THE TASK: Count the lines in the material below that contain the string "swatch". Reply with the number only.

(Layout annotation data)
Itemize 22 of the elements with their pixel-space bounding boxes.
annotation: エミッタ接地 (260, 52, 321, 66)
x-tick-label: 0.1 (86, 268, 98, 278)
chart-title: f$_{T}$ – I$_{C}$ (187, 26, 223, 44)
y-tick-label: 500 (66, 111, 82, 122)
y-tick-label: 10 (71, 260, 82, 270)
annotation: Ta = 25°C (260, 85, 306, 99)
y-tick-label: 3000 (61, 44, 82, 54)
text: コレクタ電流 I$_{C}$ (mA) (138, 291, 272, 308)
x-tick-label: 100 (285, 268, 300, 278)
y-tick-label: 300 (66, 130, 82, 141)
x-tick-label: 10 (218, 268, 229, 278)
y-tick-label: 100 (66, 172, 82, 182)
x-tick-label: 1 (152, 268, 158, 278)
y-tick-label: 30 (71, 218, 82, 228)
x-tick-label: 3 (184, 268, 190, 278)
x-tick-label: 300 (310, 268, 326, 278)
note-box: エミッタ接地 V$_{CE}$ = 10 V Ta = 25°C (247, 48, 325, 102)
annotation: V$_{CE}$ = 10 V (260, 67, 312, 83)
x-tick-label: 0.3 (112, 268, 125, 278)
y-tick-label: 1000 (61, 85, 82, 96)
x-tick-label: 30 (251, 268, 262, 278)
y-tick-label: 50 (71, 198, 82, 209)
---
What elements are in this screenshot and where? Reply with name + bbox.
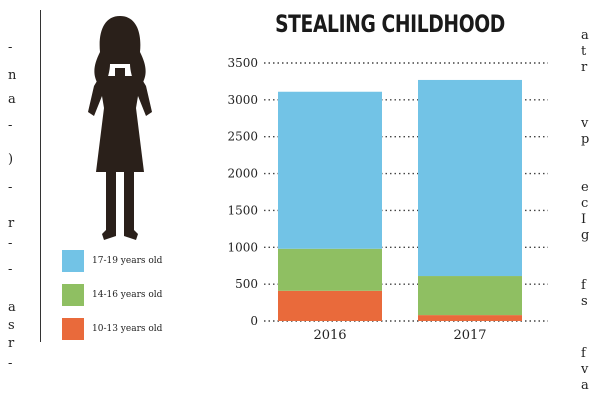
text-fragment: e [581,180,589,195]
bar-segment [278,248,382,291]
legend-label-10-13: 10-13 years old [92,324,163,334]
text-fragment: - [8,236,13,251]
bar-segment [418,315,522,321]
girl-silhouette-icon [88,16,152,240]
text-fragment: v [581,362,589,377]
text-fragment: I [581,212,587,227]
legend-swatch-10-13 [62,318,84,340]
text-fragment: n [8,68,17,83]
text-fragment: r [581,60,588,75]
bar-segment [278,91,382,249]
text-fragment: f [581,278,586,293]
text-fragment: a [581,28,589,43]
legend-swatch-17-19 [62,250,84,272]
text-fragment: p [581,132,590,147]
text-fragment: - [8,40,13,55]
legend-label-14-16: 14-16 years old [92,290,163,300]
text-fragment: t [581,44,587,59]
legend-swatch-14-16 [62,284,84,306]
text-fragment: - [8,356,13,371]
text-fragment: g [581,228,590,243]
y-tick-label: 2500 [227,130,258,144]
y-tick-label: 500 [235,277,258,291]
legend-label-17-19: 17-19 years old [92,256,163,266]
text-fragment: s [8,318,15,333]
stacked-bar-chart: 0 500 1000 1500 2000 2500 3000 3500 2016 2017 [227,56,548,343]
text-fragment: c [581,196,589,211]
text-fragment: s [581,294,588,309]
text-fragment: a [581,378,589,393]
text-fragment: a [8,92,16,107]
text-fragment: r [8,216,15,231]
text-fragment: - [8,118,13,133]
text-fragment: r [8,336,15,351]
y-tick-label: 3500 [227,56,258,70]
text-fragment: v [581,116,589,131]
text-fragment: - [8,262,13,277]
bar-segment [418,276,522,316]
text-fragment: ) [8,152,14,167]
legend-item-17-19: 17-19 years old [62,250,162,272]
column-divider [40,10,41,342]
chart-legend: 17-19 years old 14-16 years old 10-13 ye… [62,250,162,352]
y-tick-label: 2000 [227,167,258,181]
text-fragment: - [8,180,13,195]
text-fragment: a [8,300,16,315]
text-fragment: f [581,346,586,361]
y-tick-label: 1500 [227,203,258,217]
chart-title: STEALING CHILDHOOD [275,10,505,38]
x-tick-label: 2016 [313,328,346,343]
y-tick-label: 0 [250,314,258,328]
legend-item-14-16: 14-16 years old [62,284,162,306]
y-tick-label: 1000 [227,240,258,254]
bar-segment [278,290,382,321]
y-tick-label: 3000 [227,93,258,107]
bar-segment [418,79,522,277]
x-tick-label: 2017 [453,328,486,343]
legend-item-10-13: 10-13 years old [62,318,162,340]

RESULT OF THIS TASK: 3